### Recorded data
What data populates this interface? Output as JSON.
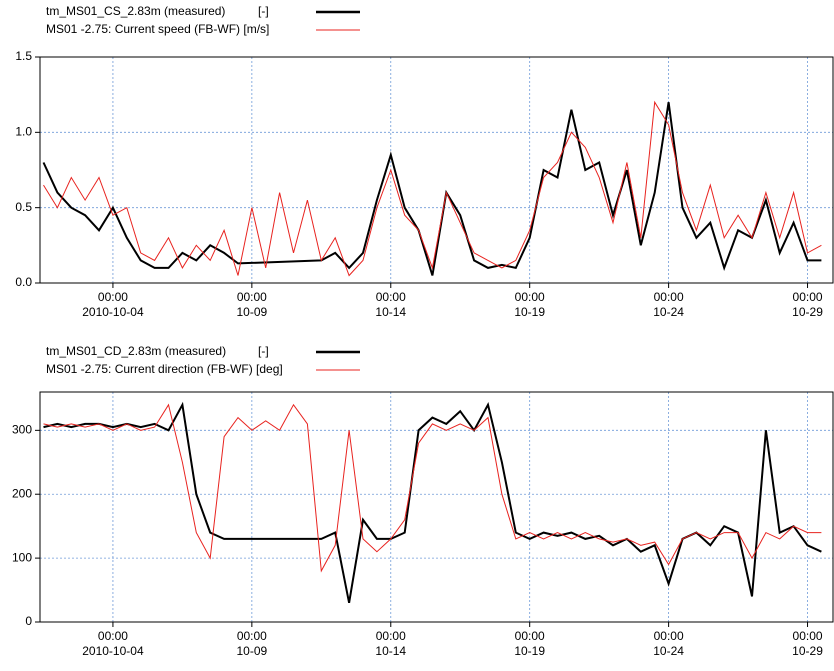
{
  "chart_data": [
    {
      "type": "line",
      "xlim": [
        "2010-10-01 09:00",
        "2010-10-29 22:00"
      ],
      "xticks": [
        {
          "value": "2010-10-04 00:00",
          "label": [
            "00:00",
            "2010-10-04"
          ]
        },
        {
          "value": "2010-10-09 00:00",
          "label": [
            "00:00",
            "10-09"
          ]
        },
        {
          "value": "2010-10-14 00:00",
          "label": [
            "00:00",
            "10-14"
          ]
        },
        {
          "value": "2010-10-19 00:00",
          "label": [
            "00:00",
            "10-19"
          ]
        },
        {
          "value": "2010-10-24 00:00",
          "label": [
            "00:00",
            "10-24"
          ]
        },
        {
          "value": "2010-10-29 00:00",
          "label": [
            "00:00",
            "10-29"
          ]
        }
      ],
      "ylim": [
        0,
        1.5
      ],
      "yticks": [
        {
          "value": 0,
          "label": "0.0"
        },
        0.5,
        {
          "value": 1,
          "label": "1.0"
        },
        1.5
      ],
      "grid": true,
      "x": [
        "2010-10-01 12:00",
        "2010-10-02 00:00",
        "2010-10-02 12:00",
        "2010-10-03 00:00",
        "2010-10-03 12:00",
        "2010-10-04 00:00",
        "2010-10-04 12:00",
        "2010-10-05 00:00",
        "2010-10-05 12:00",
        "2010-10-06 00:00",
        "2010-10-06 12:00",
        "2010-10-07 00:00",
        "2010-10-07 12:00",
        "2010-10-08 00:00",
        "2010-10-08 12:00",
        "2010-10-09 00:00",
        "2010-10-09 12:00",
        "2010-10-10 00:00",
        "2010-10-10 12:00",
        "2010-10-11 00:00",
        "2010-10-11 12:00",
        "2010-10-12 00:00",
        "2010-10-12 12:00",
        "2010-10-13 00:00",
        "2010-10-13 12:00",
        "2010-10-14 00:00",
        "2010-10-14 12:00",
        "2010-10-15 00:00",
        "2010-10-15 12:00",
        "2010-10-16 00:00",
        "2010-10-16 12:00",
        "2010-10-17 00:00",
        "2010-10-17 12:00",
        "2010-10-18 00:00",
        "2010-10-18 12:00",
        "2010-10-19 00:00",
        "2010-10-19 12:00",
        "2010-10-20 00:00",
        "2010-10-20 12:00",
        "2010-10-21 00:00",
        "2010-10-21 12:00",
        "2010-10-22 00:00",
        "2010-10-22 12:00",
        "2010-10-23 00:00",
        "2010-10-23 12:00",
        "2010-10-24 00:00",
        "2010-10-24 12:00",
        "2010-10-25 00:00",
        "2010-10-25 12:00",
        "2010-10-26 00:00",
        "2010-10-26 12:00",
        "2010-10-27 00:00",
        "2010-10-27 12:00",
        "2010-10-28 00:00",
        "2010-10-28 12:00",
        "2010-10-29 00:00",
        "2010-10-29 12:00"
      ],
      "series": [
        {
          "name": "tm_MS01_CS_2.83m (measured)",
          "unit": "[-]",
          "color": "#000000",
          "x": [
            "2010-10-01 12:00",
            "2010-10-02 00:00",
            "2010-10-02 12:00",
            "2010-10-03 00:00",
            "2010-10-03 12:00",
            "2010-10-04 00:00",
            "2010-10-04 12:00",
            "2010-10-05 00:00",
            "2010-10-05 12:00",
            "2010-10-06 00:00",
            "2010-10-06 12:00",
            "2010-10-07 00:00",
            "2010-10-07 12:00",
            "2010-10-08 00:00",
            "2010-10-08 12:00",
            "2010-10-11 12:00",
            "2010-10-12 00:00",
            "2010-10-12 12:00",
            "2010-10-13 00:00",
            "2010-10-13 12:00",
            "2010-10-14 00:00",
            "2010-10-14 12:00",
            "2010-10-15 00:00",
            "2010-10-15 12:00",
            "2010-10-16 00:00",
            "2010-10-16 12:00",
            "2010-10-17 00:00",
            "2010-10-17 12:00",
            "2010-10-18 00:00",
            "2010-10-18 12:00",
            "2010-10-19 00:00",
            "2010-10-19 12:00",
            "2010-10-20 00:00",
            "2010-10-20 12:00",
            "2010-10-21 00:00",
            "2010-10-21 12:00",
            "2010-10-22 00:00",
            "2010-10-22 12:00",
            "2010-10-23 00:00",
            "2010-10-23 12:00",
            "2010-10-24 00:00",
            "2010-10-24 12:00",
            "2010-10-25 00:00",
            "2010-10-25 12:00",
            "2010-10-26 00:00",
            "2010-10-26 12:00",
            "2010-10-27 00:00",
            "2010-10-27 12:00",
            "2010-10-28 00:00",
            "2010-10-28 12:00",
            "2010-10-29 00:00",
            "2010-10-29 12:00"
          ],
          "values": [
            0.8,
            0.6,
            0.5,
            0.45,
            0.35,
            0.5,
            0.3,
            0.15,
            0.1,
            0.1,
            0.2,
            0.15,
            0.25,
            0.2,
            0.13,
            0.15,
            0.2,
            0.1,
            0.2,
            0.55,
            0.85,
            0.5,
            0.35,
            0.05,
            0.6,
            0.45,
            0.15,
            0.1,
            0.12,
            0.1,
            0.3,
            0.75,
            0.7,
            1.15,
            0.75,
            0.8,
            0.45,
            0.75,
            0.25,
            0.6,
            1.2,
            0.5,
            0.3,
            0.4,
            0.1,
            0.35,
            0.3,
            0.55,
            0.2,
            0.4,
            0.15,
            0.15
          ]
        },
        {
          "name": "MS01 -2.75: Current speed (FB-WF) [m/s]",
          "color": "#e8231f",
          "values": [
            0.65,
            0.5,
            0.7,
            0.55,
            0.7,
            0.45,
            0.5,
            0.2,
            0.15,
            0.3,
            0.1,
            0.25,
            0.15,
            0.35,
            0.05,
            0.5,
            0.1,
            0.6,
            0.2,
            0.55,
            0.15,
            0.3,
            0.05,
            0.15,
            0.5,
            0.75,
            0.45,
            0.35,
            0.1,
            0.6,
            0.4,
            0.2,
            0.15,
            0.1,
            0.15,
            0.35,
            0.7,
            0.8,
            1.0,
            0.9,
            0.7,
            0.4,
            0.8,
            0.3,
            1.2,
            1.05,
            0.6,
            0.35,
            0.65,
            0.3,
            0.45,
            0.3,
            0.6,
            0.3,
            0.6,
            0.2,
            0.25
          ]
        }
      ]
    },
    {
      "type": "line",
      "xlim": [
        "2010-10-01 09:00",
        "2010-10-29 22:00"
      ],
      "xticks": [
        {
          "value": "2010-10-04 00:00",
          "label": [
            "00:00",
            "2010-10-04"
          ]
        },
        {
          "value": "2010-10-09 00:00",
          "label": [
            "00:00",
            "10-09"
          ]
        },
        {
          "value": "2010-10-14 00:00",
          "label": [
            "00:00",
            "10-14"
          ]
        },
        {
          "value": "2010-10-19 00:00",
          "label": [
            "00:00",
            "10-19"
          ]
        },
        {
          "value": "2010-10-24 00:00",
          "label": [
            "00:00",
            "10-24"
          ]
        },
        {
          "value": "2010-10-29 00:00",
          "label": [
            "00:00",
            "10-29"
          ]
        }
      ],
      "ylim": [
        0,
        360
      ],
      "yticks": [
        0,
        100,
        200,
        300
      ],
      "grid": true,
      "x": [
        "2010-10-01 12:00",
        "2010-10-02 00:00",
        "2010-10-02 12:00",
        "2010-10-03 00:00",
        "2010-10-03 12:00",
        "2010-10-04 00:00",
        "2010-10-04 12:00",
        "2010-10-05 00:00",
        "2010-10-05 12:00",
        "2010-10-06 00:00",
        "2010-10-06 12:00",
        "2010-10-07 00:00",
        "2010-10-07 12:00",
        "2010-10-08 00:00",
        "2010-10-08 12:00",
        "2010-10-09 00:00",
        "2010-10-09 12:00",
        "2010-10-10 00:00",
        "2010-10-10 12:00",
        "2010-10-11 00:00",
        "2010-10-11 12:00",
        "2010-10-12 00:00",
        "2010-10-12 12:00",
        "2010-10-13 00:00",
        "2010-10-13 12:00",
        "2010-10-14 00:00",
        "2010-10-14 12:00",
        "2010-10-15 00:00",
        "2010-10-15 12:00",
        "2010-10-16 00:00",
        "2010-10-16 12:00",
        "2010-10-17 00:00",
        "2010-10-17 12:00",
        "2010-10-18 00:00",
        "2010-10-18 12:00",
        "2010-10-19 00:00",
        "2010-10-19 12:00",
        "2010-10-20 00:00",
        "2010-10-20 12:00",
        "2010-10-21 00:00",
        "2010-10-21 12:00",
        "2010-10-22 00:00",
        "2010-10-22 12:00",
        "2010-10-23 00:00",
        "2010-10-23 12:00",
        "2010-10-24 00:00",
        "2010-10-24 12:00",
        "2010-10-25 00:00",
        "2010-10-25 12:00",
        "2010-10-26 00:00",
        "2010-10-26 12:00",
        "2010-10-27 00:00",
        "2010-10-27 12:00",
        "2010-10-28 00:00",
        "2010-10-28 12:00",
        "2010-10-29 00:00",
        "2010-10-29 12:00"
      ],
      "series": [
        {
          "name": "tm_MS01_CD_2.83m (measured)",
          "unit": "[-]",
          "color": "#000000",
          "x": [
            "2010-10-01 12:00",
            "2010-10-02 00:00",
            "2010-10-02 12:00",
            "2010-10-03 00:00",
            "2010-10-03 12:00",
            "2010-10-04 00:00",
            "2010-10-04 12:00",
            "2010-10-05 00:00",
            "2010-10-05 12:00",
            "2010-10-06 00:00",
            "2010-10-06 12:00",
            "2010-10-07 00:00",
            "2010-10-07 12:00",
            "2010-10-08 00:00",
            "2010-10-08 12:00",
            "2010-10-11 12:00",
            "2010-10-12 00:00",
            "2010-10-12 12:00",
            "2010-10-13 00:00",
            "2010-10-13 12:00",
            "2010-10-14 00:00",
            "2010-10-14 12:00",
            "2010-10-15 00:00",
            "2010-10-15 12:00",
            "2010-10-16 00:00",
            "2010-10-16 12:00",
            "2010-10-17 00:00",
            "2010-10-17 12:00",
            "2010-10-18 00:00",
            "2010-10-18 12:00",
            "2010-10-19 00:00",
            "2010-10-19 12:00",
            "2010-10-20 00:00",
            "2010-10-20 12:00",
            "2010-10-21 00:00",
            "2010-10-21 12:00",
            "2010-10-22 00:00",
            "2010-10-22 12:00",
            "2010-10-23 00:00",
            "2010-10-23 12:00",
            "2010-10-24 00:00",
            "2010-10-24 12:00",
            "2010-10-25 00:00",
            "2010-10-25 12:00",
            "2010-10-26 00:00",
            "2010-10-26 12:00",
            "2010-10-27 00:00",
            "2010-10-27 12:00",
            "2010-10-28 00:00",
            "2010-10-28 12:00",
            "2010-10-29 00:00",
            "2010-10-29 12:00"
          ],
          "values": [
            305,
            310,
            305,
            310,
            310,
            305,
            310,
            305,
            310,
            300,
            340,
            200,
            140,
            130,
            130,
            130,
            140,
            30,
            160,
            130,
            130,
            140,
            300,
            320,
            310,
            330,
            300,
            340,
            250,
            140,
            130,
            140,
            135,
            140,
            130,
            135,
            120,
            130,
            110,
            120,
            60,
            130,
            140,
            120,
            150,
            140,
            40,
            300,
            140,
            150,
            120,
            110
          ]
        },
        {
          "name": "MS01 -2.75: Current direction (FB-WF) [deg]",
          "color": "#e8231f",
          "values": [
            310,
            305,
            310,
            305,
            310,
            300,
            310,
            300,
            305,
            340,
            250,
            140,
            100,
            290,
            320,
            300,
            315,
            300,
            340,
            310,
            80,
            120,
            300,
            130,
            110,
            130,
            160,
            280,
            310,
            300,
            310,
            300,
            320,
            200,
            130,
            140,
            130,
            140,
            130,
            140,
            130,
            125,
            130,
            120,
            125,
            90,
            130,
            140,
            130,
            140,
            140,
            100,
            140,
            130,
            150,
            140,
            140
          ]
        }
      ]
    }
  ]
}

* * *

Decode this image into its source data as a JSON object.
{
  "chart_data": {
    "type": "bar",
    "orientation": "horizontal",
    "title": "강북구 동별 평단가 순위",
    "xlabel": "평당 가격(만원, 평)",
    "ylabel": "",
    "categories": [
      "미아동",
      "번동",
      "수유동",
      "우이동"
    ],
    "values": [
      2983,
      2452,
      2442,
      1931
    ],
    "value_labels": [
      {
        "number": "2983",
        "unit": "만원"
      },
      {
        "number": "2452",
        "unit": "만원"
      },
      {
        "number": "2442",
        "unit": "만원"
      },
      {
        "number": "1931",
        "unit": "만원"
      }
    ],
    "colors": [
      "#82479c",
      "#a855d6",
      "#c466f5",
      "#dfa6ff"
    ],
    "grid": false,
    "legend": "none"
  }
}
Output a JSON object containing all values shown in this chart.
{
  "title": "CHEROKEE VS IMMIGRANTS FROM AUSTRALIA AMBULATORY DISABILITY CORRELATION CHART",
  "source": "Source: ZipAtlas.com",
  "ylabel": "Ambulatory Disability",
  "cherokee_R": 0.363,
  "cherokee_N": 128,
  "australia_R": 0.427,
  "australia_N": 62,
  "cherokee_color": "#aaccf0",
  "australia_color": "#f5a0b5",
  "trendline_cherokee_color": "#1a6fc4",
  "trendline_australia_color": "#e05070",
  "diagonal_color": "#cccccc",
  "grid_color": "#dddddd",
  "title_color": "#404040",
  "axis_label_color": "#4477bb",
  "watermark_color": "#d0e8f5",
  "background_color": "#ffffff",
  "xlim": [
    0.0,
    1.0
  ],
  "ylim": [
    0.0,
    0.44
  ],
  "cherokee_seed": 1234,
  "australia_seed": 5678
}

### Work to complete
Go through the listing above and locate each line that holds the word "Current". Copy those lines.

### The answer
          "name": "MS01 -2.75: Current speed (FB-WF) [m/s]",
          "name": "MS01 -2.75: Current direction (FB-WF) [deg]",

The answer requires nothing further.